• What you will do
From the entries below, gather every line containing the string "text".

• Stored records
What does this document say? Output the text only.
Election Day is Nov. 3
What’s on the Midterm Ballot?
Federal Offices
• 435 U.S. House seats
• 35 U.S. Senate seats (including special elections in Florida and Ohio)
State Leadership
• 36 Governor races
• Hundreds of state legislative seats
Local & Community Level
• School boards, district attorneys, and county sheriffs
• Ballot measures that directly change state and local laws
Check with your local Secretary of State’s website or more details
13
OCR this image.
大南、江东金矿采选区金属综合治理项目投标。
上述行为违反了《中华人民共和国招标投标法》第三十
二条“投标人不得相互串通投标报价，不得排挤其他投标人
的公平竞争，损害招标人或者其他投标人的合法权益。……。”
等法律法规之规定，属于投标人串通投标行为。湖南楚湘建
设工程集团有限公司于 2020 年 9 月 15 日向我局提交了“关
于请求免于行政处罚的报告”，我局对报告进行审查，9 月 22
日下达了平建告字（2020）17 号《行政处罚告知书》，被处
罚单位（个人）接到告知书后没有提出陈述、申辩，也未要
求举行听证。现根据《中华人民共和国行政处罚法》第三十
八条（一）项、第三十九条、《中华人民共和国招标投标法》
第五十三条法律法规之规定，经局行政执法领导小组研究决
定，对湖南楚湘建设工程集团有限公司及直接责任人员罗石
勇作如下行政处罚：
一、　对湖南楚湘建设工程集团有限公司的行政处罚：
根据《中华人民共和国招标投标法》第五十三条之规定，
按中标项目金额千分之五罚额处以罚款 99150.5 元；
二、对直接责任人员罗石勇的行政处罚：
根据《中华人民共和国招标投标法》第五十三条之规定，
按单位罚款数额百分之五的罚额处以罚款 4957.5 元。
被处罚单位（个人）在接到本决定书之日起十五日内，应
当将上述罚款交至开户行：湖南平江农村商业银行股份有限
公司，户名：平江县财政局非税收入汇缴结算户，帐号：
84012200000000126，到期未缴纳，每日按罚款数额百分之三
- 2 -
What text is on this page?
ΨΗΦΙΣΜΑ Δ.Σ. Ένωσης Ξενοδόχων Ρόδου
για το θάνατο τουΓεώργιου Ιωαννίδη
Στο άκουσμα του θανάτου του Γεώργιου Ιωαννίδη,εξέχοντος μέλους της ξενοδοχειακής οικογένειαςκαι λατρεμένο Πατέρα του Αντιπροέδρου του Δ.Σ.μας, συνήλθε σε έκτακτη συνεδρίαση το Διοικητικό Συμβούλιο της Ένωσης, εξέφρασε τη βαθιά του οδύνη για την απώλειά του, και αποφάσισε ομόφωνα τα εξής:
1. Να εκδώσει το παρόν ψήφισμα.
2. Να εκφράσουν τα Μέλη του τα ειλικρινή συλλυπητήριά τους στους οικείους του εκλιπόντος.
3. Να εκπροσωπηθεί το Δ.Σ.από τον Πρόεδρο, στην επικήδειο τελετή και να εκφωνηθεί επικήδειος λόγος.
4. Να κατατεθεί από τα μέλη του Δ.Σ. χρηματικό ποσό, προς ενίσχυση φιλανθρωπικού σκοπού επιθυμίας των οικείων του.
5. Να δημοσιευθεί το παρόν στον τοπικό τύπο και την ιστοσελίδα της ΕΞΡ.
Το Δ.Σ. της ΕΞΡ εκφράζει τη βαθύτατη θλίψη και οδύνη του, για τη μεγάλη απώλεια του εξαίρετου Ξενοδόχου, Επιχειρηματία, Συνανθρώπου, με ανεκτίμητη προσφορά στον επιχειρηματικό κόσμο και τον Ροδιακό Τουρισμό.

• Response for this exercise
What does this document say? Output the text only.
What text is on this page?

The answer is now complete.